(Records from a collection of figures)
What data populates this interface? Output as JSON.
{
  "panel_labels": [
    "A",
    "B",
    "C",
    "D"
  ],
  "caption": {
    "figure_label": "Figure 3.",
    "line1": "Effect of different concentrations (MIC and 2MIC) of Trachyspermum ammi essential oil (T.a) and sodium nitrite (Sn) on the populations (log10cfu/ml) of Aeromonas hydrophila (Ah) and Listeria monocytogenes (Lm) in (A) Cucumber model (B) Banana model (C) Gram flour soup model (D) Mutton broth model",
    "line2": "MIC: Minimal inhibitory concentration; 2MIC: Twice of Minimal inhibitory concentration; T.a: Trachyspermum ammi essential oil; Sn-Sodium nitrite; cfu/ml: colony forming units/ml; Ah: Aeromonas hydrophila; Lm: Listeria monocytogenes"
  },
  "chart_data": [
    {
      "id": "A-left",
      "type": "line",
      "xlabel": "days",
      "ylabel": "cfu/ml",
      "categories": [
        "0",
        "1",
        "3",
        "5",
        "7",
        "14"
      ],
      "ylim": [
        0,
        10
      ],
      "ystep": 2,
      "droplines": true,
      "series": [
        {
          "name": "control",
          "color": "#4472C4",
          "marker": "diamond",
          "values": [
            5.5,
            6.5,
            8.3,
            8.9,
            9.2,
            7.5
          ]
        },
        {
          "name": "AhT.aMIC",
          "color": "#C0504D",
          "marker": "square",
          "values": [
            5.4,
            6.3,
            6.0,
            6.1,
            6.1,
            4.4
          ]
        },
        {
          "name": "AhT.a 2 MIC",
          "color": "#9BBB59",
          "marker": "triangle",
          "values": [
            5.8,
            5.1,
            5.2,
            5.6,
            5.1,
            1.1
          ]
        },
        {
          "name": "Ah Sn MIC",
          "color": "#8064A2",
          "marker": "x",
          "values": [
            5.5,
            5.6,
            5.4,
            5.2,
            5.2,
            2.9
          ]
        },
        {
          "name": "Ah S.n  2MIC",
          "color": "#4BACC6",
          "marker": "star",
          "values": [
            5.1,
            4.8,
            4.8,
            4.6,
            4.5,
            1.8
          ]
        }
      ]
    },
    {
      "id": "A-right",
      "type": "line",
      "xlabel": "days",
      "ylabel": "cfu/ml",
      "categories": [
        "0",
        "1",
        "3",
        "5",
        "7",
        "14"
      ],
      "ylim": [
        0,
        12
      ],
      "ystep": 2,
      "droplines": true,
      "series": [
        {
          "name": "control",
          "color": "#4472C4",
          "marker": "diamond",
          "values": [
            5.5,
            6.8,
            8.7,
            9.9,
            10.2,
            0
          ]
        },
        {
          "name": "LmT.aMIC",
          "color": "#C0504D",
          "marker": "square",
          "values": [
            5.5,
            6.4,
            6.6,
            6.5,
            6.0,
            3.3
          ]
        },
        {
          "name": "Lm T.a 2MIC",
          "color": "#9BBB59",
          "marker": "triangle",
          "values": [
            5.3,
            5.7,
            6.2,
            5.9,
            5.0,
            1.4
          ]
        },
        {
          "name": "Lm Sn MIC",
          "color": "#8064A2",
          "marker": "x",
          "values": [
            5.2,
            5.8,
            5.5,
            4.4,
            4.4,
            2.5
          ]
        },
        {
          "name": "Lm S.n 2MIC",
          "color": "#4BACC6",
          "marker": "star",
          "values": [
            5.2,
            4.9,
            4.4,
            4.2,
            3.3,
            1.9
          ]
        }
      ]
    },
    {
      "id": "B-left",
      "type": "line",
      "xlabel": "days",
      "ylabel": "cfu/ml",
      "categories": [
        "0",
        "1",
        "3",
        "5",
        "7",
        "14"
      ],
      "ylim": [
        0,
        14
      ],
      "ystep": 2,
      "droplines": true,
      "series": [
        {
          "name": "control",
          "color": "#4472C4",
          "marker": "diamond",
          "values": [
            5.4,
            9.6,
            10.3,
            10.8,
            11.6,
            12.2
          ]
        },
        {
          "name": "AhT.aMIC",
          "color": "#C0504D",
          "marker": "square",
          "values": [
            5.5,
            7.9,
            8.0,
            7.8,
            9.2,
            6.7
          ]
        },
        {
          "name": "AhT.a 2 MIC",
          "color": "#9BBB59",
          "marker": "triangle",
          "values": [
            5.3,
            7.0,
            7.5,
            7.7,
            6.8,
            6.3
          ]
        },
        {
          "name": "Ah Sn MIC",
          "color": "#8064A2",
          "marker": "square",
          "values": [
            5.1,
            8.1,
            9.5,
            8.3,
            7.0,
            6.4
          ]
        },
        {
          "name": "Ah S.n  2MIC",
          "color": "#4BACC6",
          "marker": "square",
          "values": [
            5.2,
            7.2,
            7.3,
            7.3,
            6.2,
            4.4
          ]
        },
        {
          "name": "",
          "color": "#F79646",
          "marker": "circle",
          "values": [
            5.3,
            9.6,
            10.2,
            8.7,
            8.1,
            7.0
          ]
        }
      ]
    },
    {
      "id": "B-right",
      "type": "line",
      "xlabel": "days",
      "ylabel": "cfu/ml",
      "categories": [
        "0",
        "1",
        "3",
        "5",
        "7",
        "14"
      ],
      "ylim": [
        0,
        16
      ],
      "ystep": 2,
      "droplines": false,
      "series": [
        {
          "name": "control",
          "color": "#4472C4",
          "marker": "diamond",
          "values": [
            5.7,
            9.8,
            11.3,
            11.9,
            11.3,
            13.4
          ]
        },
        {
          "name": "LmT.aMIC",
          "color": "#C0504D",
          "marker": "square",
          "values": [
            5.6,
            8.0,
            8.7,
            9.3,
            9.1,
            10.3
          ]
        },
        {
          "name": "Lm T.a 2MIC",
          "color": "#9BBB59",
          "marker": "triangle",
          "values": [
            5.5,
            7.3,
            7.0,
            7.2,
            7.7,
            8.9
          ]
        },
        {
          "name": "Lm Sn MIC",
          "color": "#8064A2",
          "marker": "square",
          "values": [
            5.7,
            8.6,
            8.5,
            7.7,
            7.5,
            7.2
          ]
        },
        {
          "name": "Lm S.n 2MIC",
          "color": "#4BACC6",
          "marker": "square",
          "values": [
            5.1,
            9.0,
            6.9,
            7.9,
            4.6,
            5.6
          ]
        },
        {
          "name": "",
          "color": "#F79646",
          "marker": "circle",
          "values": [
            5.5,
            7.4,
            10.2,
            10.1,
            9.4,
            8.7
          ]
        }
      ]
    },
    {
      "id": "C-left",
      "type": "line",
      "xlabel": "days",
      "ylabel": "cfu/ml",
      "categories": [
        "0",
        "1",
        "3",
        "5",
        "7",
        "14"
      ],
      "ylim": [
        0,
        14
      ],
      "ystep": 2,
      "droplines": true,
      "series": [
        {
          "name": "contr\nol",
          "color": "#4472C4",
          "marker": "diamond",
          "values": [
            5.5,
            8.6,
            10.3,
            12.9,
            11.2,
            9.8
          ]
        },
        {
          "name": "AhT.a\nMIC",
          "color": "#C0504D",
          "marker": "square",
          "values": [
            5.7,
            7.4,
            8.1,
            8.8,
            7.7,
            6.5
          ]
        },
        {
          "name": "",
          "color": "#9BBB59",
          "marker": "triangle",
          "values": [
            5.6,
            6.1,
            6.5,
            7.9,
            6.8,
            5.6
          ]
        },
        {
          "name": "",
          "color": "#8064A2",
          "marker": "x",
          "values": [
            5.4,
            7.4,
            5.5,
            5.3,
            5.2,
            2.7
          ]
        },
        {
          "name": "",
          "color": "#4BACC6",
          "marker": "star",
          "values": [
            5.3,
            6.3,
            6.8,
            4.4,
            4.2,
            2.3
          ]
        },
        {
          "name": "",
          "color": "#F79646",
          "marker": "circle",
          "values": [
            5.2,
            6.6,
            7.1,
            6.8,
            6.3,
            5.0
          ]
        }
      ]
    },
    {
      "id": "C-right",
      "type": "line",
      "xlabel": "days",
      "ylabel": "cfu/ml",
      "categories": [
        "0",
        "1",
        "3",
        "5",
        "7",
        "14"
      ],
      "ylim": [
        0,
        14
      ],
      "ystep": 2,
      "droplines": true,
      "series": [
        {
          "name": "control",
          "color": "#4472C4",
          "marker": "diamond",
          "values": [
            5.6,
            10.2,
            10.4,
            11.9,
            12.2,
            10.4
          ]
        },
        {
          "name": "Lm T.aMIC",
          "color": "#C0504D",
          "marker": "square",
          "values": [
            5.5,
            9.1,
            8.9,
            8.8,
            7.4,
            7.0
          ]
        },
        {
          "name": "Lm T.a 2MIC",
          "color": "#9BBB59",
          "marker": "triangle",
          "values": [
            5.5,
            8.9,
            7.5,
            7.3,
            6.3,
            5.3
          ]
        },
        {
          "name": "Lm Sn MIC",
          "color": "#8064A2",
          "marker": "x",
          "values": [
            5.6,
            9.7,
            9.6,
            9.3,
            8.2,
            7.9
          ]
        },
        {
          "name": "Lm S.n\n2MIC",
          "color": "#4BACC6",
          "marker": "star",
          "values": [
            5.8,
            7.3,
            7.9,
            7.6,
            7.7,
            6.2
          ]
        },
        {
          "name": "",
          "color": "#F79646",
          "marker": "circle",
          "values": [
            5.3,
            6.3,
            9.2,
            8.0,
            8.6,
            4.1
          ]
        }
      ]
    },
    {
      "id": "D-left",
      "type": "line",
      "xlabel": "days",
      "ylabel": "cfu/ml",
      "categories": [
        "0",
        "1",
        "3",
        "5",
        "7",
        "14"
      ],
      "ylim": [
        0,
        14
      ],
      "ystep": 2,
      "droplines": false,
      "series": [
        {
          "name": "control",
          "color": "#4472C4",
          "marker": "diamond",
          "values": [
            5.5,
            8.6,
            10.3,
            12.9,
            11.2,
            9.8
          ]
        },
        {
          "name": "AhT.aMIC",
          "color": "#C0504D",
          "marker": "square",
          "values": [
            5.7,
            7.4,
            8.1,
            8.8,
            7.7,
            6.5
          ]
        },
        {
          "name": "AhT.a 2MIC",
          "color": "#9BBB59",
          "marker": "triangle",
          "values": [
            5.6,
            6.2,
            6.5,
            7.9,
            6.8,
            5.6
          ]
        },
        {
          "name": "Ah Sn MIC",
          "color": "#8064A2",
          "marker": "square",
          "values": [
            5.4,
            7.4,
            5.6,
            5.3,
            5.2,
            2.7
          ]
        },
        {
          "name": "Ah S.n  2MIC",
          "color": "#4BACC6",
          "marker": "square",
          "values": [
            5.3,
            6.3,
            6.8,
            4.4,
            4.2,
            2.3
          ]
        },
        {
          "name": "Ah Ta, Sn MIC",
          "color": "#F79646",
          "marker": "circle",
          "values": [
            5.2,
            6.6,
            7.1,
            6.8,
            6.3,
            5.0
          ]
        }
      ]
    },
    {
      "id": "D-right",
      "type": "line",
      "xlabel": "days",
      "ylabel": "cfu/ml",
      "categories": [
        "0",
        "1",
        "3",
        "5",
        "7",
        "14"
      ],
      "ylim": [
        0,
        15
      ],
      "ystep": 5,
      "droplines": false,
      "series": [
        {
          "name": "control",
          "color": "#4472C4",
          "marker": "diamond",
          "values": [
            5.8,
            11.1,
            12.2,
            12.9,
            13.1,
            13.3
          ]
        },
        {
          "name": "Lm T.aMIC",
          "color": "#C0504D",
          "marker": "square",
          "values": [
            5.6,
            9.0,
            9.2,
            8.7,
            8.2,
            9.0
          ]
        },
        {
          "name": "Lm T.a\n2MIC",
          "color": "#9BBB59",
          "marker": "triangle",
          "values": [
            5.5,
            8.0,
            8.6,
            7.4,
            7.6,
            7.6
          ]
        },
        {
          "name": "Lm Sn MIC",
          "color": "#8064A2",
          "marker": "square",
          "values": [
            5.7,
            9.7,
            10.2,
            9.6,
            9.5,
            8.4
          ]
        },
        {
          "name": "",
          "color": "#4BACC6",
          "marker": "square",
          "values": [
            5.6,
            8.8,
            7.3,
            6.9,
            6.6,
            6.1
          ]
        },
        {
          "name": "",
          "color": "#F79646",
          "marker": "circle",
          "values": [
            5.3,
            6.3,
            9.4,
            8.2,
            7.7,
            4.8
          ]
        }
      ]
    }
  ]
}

## Work to be completed
All lines of the data above that include the word "hydrophila" must be shown.

## Your solution
    "line1": "Effect of different concentrations (MIC and 2MIC) of Trachyspermum ammi essential oil (T.a) and sodium nitrite (Sn) on the populations (log10cfu/ml) of Aeromonas hydrophila (Ah) and Listeria monocytogenes (Lm) in (A) Cucumber model (B) Banana model (C) Gram flour soup model (D) Mutton broth model",
    "line2": "MIC: Minimal inhibitory concentration; 2MIC: Twice of Minimal inhibitory concentration; T.a: Trachyspermum ammi essential oil; Sn-Sodium nitrite; cfu/ml: colony forming units/ml; Ah: Aeromonas hydrophila; Lm: Listeria monocytogenes"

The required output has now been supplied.